◆ **Your instructions**
Write out all lines holding the word "marker".

◆ **Material provided**
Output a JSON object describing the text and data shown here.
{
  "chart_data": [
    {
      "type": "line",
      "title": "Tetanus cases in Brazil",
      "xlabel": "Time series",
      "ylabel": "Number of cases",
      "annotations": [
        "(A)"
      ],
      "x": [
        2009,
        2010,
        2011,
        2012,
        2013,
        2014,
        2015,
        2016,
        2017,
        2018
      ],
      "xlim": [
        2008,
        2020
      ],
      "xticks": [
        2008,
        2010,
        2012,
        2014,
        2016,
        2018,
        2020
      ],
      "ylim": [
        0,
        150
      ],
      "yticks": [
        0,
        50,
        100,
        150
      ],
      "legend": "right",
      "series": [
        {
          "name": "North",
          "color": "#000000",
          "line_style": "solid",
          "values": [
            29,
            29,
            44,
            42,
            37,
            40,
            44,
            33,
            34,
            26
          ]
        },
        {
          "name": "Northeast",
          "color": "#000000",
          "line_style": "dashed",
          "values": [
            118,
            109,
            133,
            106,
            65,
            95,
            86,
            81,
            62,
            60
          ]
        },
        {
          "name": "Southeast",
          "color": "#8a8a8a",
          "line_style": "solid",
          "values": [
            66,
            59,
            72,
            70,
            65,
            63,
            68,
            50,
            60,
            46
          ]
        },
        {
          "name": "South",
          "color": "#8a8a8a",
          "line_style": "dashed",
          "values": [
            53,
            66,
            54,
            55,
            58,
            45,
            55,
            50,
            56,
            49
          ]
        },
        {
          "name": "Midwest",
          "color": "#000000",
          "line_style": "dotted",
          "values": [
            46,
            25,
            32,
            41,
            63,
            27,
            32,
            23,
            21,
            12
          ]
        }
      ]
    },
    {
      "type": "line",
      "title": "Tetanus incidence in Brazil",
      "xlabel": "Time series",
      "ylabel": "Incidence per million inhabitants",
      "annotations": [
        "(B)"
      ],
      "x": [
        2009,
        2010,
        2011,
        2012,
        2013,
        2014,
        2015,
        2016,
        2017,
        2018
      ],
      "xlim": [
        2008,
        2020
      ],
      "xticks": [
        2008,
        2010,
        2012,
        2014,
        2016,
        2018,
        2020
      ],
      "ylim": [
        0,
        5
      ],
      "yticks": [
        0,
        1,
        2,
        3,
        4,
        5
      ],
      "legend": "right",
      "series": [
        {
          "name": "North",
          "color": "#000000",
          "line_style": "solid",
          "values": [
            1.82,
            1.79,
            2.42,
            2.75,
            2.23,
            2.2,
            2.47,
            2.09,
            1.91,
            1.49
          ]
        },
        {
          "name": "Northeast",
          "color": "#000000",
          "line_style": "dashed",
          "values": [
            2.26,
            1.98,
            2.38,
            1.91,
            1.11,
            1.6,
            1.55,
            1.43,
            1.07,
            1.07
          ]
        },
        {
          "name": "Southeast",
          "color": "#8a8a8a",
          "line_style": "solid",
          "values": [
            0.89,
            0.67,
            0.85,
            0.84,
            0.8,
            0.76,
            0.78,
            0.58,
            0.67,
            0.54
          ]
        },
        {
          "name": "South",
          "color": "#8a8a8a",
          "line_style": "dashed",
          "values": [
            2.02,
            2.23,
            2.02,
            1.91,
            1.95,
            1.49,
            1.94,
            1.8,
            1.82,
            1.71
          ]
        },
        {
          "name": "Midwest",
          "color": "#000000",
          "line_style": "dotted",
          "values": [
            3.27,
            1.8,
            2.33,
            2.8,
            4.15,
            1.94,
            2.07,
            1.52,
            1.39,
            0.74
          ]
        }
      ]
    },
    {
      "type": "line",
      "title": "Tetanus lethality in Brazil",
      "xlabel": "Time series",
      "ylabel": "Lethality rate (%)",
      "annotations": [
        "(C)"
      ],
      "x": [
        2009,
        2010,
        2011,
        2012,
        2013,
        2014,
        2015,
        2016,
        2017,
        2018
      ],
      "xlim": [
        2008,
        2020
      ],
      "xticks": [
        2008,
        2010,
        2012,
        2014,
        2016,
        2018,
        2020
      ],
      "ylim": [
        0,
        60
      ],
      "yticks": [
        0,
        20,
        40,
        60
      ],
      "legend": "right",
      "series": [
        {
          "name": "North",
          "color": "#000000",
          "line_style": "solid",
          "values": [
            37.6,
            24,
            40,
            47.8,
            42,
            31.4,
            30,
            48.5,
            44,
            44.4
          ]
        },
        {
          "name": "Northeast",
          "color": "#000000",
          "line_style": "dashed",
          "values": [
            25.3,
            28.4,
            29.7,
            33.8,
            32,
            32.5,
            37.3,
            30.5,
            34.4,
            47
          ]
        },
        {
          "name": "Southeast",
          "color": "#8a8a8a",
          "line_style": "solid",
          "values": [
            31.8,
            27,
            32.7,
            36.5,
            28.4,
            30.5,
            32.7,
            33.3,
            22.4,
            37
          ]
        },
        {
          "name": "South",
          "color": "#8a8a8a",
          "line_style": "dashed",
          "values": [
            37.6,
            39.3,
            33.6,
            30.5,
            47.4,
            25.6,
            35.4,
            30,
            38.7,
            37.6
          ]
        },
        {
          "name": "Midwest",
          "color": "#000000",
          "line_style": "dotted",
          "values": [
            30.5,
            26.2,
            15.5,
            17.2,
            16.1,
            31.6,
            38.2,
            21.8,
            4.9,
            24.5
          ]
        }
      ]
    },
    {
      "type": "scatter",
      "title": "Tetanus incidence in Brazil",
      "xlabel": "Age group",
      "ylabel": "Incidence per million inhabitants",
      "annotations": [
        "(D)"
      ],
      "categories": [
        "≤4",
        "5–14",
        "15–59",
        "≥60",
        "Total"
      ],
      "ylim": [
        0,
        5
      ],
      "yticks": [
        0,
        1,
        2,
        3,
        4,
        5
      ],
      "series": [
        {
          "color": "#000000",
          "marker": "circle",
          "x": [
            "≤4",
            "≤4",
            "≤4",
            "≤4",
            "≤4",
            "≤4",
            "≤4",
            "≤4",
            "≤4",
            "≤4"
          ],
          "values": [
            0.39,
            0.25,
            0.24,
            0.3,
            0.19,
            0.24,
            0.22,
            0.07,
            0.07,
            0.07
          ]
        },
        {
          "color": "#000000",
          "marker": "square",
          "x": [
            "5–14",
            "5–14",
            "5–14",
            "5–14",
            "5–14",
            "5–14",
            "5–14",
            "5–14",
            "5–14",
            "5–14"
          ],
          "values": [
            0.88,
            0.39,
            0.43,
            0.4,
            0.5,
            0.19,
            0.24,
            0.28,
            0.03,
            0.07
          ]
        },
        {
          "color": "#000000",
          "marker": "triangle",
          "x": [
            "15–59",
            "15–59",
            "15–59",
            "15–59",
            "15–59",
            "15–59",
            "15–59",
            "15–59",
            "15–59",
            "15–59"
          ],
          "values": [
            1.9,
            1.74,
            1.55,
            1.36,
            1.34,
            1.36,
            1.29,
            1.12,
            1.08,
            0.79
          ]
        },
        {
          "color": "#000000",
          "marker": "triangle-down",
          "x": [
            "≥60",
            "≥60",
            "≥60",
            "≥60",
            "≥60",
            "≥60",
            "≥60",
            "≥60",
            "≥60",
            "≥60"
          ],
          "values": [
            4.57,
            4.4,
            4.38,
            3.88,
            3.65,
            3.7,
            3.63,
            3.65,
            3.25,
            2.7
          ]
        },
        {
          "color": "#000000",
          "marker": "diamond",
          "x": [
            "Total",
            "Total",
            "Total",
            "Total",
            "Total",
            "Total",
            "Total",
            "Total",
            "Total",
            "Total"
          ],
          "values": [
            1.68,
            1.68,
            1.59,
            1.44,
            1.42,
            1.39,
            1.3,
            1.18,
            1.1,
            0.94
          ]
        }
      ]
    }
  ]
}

◆ **Full solution**
          "marker": "circle",
          "marker": "square",
          "marker": "triangle",
          "marker": "triangle-down",
          "marker": "diamond",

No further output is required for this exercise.